(begin)

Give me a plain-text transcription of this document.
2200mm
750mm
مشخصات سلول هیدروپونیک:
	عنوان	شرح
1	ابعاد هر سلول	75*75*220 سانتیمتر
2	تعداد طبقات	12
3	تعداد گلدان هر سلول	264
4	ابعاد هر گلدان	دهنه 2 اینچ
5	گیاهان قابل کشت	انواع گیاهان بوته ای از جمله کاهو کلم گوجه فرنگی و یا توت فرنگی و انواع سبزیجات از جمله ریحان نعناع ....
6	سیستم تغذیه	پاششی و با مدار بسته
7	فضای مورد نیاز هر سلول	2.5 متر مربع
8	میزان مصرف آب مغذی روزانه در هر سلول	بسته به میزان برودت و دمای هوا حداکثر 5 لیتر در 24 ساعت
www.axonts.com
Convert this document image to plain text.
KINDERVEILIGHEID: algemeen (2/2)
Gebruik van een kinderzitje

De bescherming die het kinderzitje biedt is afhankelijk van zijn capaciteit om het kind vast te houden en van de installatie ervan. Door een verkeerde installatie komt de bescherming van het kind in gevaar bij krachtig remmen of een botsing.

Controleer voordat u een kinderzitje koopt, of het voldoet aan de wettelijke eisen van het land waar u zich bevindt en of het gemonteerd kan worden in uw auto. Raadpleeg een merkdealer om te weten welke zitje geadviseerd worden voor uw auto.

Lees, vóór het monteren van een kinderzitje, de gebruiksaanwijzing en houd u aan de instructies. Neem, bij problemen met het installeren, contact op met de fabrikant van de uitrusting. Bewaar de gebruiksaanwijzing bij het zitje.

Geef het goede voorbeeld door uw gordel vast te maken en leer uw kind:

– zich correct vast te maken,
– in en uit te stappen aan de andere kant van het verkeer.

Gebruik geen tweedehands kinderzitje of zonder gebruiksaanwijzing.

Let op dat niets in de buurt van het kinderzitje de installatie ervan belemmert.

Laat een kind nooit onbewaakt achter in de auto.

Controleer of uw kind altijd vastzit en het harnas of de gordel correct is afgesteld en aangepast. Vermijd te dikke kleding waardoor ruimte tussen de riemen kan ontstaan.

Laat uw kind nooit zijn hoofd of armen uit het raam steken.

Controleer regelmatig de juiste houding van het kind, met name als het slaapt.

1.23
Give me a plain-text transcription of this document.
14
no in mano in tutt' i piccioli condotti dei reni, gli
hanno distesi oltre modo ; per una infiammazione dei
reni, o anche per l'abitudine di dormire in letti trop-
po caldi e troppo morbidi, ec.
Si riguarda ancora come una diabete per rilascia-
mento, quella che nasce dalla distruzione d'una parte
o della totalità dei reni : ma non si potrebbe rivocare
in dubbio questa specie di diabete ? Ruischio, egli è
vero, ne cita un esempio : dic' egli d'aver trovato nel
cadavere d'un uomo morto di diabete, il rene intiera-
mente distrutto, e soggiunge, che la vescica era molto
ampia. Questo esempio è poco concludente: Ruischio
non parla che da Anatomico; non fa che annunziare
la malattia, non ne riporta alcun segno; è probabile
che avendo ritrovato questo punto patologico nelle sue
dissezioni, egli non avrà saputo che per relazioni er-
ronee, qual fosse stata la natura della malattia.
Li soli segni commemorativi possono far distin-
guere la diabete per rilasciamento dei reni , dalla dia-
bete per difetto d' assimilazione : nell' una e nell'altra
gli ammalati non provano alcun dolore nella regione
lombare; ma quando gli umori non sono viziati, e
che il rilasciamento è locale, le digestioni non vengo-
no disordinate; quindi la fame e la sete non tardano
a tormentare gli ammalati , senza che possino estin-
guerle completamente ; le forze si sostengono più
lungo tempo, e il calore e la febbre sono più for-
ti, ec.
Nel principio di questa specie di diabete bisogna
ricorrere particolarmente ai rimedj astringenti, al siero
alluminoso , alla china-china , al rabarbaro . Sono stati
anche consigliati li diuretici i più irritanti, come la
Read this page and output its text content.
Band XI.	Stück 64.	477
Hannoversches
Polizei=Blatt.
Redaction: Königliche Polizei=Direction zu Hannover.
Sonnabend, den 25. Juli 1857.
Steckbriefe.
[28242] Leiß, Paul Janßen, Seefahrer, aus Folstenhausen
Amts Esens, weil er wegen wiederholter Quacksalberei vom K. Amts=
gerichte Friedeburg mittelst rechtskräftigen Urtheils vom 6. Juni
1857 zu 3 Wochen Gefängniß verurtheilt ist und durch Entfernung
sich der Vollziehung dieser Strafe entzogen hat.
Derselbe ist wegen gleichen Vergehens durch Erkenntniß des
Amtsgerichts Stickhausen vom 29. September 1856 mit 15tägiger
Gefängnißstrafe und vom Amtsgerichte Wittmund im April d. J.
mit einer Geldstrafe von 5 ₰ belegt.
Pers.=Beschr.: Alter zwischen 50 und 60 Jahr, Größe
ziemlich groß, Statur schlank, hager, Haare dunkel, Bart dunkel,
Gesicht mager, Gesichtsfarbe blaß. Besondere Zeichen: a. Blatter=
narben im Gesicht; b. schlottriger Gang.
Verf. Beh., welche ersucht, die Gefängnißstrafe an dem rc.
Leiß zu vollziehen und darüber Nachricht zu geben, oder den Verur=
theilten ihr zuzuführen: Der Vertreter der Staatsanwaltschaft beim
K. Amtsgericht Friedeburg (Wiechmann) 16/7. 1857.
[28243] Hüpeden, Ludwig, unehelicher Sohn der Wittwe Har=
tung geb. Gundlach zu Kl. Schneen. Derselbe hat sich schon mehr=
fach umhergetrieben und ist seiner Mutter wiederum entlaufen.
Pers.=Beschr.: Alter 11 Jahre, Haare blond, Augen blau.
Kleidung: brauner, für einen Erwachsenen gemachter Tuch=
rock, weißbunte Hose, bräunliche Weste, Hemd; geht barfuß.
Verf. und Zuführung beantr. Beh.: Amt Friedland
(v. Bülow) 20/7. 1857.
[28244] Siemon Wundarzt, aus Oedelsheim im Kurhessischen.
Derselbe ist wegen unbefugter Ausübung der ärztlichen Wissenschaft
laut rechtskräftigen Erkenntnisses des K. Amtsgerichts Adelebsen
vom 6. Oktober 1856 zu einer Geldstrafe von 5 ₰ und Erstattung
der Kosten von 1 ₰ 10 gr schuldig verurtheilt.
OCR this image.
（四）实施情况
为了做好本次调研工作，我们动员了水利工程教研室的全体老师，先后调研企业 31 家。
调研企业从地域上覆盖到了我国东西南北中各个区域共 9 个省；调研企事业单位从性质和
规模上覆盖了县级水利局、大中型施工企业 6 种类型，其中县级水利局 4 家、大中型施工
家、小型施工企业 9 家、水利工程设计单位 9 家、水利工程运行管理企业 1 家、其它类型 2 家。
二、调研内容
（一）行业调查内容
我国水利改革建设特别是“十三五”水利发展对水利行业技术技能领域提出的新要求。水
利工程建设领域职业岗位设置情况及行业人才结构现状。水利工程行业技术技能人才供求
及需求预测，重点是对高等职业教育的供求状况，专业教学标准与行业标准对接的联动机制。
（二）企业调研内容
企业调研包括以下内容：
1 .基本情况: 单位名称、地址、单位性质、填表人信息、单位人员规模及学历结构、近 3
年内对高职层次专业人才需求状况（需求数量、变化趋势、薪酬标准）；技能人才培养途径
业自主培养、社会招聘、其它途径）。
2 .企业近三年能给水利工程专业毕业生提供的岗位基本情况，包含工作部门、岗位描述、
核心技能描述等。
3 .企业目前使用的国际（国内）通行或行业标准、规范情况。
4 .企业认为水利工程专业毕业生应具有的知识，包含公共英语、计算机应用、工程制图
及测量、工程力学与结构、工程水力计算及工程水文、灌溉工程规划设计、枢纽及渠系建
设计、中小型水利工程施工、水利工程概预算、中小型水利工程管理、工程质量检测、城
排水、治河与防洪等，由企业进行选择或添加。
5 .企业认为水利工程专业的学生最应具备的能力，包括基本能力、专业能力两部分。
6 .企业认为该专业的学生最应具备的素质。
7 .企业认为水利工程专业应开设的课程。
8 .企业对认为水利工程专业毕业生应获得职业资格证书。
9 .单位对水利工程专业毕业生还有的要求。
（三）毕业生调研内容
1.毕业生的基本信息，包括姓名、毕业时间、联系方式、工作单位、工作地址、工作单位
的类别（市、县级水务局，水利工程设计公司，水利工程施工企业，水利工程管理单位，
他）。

(end)

(To do):
Extract, exactly, the lines above that begin at the line containing "OCR this image." and end at the final line of the records; add no other text.

(Response):
OCR this image.
（四）实施情况
为了做好本次调研工作，我们动员了水利工程教研室的全体老师，先后调研企业 31 家。
调研企业从地域上覆盖到了我国东西南北中各个区域共 9 个省；调研企事业单位从性质和
规模上覆盖了县级水利局、大中型施工企业 6 种类型，其中县级水利局 4 家、大中型施工
家、小型施工企业 9 家、水利工程设计单位 9 家、水利工程运行管理企业 1 家、其它类型 2 家。
二、调研内容
（一）行业调查内容
我国水利改革建设特别是“十三五”水利发展对水利行业技术技能领域提出的新要求。水
利工程建设领域职业岗位设置情况及行业人才结构现状。水利工程行业技术技能人才供求
及需求预测，重点是对高等职业教育的供求状况，专业教学标准与行业标准对接的联动机制。
（二）企业调研内容
企业调研包括以下内容：
1 .基本情况: 单位名称、地址、单位性质、填表人信息、单位人员规模及学历结构、近 3
年内对高职层次专业人才需求状况（需求数量、变化趋势、薪酬标准）；技能人才培养途径
业自主培养、社会招聘、其它途径）。
2 .企业近三年能给水利工程专业毕业生提供的岗位基本情况，包含工作部门、岗位描述、
核心技能描述等。
3 .企业目前使用的国际（国内）通行或行业标准、规范情况。
4 .企业认为水利工程专业毕业生应具有的知识，包含公共英语、计算机应用、工程制图
及测量、工程力学与结构、工程水力计算及工程水文、灌溉工程规划设计、枢纽及渠系建
设计、中小型水利工程施工、水利工程概预算、中小型水利工程管理、工程质量检测、城
排水、治河与防洪等，由企业进行选择或添加。
5 .企业认为水利工程专业的学生最应具备的能力，包括基本能力、专业能力两部分。
6 .企业认为该专业的学生最应具备的素质。
7 .企业认为水利工程专业应开设的课程。
8 .企业对认为水利工程专业毕业生应获得职业资格证书。
9 .单位对水利工程专业毕业生还有的要求。
（三）毕业生调研内容
1.毕业生的基本信息，包括姓名、毕业时间、联系方式、工作单位、工作地址、工作单位
的类别（市、县级水务局，水利工程设计公司，水利工程施工企业，水利工程管理单位，
他）。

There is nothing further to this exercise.